• [WHAT THE TASK ASKS]: Collect every line below that contains the word "date".
**********
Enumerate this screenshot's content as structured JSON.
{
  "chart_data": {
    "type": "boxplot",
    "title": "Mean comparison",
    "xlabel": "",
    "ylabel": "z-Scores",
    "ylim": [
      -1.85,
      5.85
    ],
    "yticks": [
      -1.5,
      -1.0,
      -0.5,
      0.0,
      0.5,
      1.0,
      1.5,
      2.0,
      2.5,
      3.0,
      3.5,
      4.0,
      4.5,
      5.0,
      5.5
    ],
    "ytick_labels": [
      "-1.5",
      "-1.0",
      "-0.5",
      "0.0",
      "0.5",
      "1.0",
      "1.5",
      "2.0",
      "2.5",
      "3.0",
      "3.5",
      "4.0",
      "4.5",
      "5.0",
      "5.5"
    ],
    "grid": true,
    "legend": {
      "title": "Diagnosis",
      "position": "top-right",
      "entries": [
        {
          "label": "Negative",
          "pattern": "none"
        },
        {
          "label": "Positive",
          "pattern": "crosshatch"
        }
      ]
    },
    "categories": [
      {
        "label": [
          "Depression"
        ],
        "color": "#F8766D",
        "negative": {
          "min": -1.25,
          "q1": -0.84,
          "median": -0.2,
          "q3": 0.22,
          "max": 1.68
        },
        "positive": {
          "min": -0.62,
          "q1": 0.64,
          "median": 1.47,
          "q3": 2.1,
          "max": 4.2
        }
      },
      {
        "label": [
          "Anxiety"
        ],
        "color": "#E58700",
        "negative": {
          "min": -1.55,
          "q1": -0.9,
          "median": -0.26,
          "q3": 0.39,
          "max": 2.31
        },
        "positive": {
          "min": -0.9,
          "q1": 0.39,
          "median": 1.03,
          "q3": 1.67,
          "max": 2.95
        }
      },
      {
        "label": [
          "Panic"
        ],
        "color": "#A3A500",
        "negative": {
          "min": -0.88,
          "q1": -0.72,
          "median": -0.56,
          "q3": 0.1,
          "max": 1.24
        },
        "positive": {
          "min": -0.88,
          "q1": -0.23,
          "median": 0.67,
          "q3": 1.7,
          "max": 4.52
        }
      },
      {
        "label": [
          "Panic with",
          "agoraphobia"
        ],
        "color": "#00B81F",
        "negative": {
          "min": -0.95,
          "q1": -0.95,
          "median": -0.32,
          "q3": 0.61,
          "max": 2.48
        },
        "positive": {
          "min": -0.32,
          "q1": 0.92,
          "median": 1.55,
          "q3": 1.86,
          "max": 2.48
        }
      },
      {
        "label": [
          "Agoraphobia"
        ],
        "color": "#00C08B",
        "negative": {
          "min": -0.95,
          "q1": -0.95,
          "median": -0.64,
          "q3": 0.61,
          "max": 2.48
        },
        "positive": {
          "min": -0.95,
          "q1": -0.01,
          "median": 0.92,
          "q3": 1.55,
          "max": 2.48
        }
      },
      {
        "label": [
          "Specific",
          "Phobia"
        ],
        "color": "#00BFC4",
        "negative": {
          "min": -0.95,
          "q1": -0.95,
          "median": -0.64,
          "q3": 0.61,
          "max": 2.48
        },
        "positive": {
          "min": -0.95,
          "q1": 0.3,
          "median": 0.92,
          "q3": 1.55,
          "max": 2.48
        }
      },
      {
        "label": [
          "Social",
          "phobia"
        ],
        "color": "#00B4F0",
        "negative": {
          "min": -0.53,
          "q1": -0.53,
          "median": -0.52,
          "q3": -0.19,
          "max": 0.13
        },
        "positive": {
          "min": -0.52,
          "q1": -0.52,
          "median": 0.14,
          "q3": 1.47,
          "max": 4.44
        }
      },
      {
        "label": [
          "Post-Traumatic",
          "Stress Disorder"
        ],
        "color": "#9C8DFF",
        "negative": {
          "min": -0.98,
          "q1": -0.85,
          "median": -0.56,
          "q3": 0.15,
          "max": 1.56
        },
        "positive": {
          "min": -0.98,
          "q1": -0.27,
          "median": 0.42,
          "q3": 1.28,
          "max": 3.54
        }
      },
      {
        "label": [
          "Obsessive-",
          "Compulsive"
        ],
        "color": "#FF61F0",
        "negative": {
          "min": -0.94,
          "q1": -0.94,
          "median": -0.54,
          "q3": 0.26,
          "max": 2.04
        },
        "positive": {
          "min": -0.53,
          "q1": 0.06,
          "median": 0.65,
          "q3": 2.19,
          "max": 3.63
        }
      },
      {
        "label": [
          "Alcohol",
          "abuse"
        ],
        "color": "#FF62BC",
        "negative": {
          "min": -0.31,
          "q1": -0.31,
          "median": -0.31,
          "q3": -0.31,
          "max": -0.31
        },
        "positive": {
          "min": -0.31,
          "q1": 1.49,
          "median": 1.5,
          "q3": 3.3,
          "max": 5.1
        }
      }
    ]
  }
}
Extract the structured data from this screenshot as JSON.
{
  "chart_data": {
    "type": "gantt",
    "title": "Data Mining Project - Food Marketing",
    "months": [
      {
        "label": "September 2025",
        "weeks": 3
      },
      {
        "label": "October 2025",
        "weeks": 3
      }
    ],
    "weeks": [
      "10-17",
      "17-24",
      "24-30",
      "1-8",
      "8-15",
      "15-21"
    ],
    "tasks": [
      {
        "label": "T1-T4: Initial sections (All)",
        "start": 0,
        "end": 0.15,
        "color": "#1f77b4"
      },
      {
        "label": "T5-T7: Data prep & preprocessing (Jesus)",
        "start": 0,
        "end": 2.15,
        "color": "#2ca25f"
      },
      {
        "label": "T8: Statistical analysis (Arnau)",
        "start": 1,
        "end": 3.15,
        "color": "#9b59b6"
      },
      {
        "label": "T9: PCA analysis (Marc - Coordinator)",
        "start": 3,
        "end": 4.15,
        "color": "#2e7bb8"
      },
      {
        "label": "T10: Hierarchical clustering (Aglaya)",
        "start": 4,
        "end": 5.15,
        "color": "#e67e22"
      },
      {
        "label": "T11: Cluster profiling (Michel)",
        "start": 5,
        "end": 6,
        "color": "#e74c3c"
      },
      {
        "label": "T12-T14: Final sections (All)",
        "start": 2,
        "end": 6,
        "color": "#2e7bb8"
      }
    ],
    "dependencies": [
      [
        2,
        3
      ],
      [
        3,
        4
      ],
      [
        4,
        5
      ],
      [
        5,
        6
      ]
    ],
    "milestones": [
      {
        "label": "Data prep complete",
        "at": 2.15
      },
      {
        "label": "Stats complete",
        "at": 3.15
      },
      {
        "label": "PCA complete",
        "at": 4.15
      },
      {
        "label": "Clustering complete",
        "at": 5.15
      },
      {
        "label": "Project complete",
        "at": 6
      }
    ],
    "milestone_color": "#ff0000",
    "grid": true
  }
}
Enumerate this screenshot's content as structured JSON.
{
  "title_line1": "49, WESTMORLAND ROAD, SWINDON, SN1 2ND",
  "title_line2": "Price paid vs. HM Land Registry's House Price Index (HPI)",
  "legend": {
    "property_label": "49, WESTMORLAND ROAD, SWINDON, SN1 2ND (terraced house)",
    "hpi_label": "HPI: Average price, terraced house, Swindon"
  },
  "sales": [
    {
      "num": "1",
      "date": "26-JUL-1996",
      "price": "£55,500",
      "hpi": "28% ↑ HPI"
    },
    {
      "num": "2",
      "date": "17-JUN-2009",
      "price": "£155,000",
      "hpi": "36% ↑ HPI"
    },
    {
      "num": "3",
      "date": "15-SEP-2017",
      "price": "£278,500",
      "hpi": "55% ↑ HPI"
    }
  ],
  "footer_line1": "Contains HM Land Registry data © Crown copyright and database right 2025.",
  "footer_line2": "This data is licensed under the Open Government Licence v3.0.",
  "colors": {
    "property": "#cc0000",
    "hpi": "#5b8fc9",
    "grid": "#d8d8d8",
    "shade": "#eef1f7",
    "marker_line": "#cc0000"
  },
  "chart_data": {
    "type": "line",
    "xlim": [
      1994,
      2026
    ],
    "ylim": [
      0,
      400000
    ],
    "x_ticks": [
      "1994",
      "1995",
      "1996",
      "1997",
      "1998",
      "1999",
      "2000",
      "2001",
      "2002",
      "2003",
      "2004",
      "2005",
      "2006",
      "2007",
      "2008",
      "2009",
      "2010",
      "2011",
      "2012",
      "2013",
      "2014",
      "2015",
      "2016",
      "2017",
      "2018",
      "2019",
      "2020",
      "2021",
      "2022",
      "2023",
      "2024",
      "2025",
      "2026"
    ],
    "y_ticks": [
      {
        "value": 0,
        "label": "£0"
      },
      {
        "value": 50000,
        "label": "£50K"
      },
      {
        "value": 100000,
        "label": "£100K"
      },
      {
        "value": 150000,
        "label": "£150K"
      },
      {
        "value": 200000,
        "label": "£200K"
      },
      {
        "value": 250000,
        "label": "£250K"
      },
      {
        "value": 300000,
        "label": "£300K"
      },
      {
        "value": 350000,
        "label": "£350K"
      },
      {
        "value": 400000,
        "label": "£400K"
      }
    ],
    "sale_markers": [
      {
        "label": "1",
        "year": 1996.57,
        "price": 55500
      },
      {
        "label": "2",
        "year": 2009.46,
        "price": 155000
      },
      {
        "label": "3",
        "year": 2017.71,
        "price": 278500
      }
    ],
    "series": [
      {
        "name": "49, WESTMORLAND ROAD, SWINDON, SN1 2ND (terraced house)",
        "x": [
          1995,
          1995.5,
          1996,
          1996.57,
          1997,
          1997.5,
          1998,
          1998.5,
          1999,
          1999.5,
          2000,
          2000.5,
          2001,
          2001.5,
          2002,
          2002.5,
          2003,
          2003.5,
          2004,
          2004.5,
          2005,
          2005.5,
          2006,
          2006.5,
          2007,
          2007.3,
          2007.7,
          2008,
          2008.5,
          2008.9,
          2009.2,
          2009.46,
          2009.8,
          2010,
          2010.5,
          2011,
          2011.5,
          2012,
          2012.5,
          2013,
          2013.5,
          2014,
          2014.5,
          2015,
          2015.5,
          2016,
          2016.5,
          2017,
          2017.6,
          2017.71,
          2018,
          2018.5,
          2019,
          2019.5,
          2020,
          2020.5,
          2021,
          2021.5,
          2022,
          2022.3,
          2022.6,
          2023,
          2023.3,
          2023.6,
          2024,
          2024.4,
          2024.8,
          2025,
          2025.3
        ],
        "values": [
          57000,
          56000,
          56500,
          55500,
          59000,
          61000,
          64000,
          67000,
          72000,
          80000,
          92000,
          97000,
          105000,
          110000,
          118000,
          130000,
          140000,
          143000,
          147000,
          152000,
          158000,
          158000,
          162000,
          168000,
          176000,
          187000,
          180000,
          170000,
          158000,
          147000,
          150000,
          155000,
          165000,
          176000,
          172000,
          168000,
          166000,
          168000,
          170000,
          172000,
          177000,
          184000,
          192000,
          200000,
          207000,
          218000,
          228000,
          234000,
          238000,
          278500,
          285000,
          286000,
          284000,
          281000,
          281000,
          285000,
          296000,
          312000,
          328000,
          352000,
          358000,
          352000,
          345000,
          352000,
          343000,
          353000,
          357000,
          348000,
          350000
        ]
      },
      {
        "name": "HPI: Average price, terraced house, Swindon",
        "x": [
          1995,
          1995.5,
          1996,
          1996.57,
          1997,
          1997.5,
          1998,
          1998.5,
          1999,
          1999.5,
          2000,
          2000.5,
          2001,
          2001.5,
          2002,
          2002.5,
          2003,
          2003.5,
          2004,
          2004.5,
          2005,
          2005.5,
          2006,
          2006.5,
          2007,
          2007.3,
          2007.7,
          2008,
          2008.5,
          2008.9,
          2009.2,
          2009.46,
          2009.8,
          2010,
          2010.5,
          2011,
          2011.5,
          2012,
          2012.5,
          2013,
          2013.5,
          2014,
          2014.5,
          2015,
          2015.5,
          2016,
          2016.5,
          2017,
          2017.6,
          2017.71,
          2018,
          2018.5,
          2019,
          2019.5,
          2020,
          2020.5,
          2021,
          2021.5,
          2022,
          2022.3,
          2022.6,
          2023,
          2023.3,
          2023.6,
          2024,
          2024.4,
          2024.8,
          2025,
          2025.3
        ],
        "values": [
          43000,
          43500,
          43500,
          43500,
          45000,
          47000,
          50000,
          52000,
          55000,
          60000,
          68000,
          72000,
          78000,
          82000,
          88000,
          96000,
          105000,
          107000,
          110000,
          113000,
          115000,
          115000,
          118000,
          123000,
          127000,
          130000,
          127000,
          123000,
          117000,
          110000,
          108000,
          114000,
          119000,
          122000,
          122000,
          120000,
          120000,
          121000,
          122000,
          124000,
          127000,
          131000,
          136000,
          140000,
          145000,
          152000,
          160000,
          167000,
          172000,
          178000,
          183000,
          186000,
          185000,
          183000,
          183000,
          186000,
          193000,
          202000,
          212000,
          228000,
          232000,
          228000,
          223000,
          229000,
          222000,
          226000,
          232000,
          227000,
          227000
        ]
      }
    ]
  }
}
**********
• [EXERCISE RESULT]:
      "date": "26-JUL-1996",
      "date": "17-JUN-2009",
      "date": "15-SEP-2017",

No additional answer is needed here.